**Your instructions:** Scan each line of the records for the word "curiosity" and extract the ones that have it.
** Start of Data provided **
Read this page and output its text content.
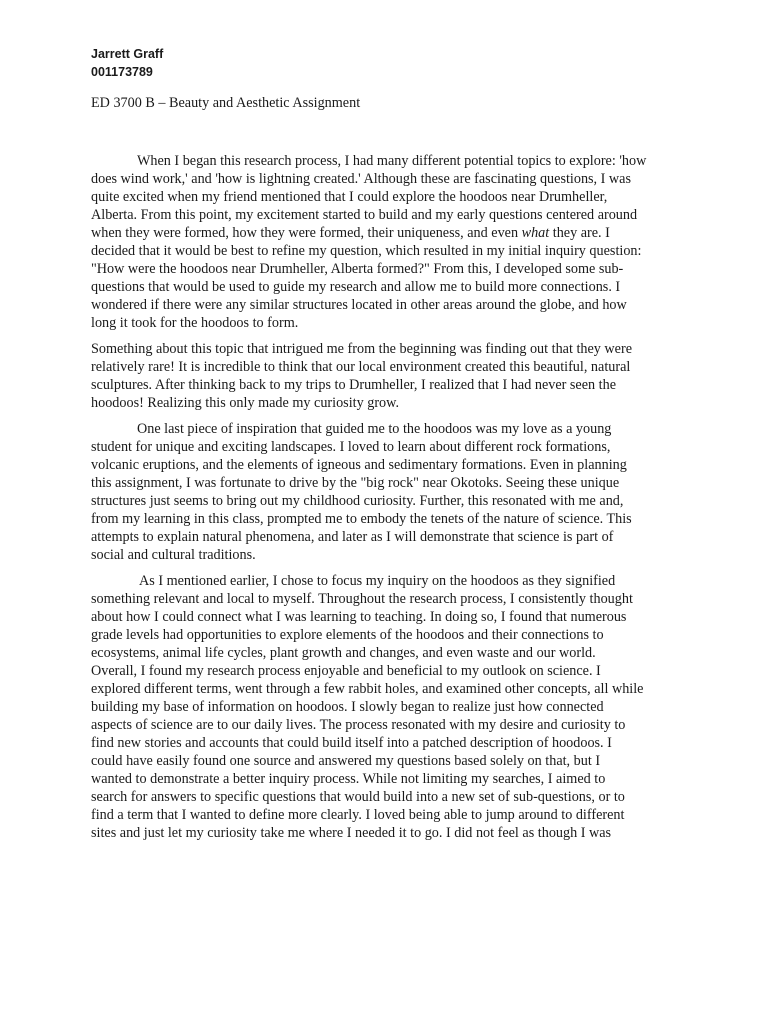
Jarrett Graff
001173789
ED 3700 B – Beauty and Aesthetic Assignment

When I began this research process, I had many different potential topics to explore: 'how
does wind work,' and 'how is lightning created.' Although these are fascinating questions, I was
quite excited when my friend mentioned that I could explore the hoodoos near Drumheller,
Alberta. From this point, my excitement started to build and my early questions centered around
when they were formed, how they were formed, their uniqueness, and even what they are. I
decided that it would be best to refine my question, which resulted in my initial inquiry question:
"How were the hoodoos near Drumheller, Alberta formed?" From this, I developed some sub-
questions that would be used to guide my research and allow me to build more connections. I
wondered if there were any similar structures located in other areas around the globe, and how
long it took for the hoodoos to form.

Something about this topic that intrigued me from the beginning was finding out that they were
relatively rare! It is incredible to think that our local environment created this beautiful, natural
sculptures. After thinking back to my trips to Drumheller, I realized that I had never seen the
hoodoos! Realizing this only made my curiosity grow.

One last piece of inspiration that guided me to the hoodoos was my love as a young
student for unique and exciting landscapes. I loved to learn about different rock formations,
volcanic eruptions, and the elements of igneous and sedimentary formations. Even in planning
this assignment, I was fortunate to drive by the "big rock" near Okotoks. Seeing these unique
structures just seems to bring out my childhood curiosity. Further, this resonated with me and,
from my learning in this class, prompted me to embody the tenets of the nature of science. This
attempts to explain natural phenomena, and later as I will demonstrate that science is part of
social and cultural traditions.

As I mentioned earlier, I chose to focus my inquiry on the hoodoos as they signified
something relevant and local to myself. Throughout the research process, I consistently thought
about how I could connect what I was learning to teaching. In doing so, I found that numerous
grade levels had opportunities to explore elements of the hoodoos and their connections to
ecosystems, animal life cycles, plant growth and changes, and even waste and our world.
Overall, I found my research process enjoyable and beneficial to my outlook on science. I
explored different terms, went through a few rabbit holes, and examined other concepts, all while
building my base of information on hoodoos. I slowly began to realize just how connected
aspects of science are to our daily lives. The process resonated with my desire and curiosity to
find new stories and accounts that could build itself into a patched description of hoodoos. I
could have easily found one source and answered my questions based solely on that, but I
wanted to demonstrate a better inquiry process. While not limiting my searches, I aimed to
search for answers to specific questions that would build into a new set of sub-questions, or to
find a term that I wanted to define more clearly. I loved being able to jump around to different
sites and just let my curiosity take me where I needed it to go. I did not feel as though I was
** End of Data provided **
** Start of Data provided **
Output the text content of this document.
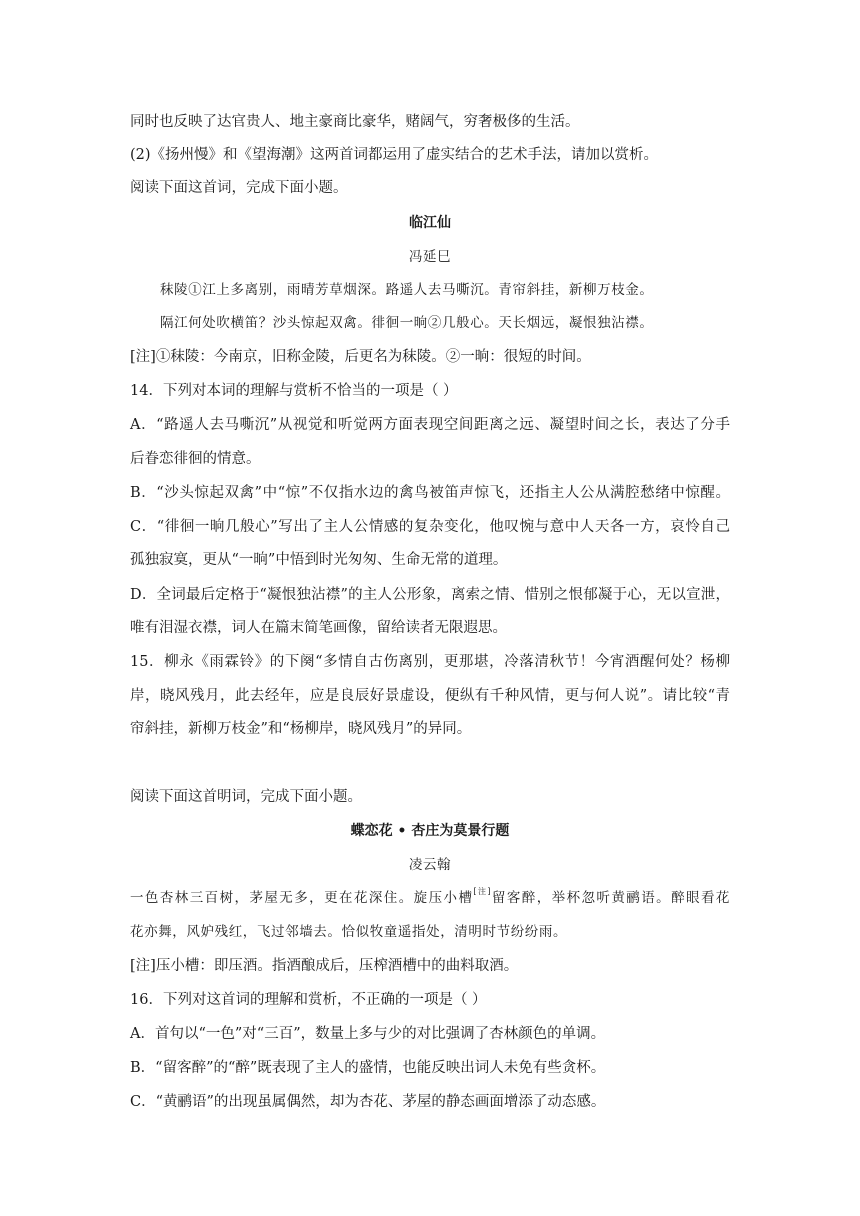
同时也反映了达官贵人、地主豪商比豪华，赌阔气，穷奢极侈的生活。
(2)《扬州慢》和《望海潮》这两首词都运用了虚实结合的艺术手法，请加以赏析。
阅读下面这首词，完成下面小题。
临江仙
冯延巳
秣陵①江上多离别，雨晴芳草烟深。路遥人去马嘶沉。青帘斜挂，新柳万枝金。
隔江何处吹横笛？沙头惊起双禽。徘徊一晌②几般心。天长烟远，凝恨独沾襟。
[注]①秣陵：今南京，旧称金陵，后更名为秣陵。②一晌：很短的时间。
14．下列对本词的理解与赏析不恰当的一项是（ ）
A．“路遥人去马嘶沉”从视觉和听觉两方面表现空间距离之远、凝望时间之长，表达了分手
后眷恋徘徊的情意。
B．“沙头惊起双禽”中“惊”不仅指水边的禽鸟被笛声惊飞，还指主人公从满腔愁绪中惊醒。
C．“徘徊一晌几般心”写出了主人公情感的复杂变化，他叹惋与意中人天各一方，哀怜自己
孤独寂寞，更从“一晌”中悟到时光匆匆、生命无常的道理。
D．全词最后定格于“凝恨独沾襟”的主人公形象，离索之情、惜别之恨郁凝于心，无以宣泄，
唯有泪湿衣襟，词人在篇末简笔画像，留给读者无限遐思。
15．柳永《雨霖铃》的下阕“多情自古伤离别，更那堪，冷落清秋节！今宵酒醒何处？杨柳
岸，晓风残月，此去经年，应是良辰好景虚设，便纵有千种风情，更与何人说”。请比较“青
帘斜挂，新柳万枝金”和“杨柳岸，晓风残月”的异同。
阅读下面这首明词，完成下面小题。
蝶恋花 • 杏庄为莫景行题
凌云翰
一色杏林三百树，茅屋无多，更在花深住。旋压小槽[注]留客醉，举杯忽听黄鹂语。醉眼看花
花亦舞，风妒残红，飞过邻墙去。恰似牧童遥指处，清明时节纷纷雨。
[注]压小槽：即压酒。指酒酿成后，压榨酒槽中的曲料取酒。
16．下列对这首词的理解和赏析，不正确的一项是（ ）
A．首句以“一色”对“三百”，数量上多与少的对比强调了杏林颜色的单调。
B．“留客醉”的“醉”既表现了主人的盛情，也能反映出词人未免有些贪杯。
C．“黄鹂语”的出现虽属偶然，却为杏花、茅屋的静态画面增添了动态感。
** End of Data provided **
**Result:**
hoodoos! Realizing this only made my curiosity grow.
structures just seems to bring out my childhood curiosity. Further, this resonated with me and,
aspects of science are to our daily lives. The process resonated with my desire and curiosity to
sites and just let my curiosity take me where I needed it to go. I did not feel as though I was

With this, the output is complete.